• TASK STATEMENT: Transcribe the records that follow. Keep every word exactly, and drop the pictures.

• GIVEN INFORMATION:

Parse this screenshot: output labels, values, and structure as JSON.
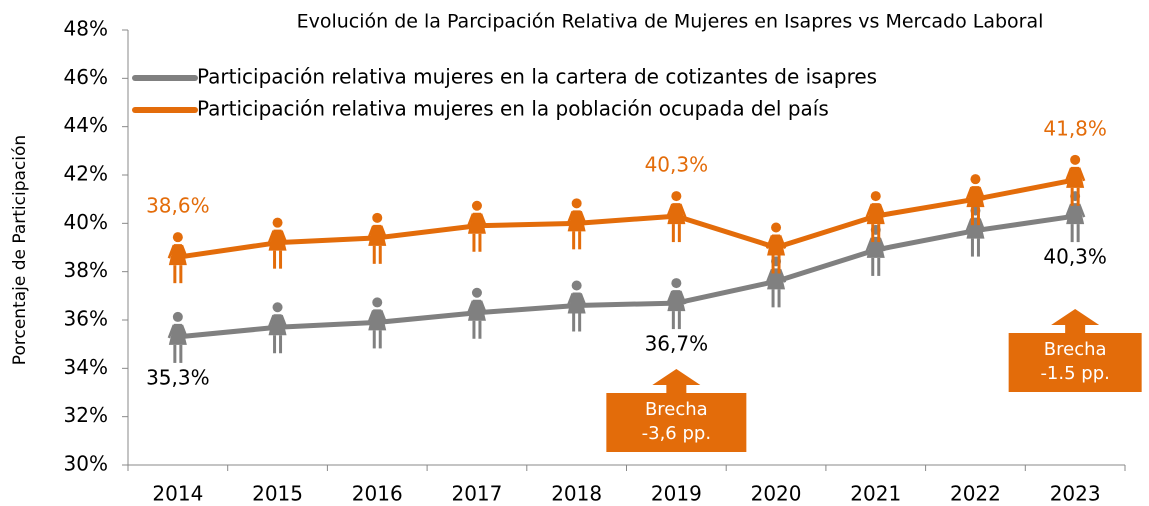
{
  "chart_data": {
    "type": "line",
    "title": "Evolución de la Parcipación Relativa de Mujeres en Isapres vs Mercado Laboral",
    "y_label": "Porcentaje de Participación",
    "categories": [
      "2014",
      "2015",
      "2016",
      "2017",
      "2018",
      "2019",
      "2020",
      "2021",
      "2022",
      "2023"
    ],
    "series": [
      {
        "name": "Participación relativa mujeres en la cartera de cotizantes de isapres",
        "color": "#808080",
        "values": [
          35.3,
          35.7,
          35.9,
          36.3,
          36.6,
          36.7,
          37.6,
          38.9,
          39.7,
          40.3
        ],
        "value_labels": [
          "35,3%",
          null,
          null,
          null,
          null,
          "36,7%",
          null,
          null,
          null,
          "40,3%"
        ]
      },
      {
        "name": "Participación relativa mujeres en la población ocupada del país",
        "color": "#E36C0A",
        "values": [
          38.6,
          39.2,
          39.4,
          39.9,
          40.0,
          40.3,
          39.0,
          40.3,
          41.0,
          41.8
        ],
        "value_labels": [
          "38,6%",
          null,
          null,
          null,
          null,
          "40,3%",
          null,
          null,
          null,
          "41,8%"
        ]
      }
    ],
    "ylim": [
      30,
      48
    ],
    "yticks": [
      {
        "value": 30,
        "label": "30%"
      },
      {
        "value": 32,
        "label": "32%"
      },
      {
        "value": 34,
        "label": "34%"
      },
      {
        "value": 36,
        "label": "36%"
      },
      {
        "value": 38,
        "label": "38%"
      },
      {
        "value": 40,
        "label": "40%"
      },
      {
        "value": 42,
        "label": "42%"
      },
      {
        "value": 44,
        "label": "44%"
      },
      {
        "value": 46,
        "label": "46%"
      },
      {
        "value": 48,
        "label": "48%"
      }
    ],
    "annotations": [
      {
        "lines": [
          "Brecha",
          "-3,6 pp."
        ],
        "category": "2019"
      },
      {
        "lines": [
          "Brecha",
          "-1.5 pp."
        ],
        "category": "2023"
      }
    ]
  }
}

• SOLUTION:
Parse this screenshot: output labels, values, and structure as JSON.
{
  "chart_data": {
    "type": "line",
    "title": "Evolución de la Parcipación Relativa de Mujeres en Isapres vs Mercado Laboral",
    "y_label": "Porcentaje de Participación",
    "categories": [
      "2014",
      "2015",
      "2016",
      "2017",
      "2018",
      "2019",
      "2020",
      "2021",
      "2022",
      "2023"
    ],
    "series": [
      {
        "name": "Participación relativa mujeres en la cartera de cotizantes de isapres",
        "color": "#808080",
        "values": [
          35.3,
          35.7,
          35.9,
          36.3,
          36.6,
          36.7,
          37.6,
          38.9,
          39.7,
          40.3
        ],
        "value_labels": [
          "35,3%",
          null,
          null,
          null,
          null,
          "36,7%",
          null,
          null,
          null,
          "40,3%"
        ]
      },
      {
        "name": "Participación relativa mujeres en la población ocupada del país",
        "color": "#E36C0A",
        "values": [
          38.6,
          39.2,
          39.4,
          39.9,
          40.0,
          40.3,
          39.0,
          40.3,
          41.0,
          41.8
        ],
        "value_labels": [
          "38,6%",
          null,
          null,
          null,
          null,
          "40,3%",
          null,
          null,
          null,
          "41,8%"
        ]
      }
    ],
    "ylim": [
      30,
      48
    ],
    "yticks": [
      {
        "value": 30,
        "label": "30%"
      },
      {
        "value": 32,
        "label": "32%"
      },
      {
        "value": 34,
        "label": "34%"
      },
      {
        "value": 36,
        "label": "36%"
      },
      {
        "value": 38,
        "label": "38%"
      },
      {
        "value": 40,
        "label": "40%"
      },
      {
        "value": 42,
        "label": "42%"
      },
      {
        "value": 44,
        "label": "44%"
      },
      {
        "value": 46,
        "label": "46%"
      },
      {
        "value": 48,
        "label": "48%"
      }
    ],
    "annotations": [
      {
        "lines": [
          "Brecha",
          "-3,6 pp."
        ],
        "category": "2019"
      },
      {
        "lines": [
          "Brecha",
          "-1.5 pp."
        ],
        "category": "2023"
      }
    ]
  }
}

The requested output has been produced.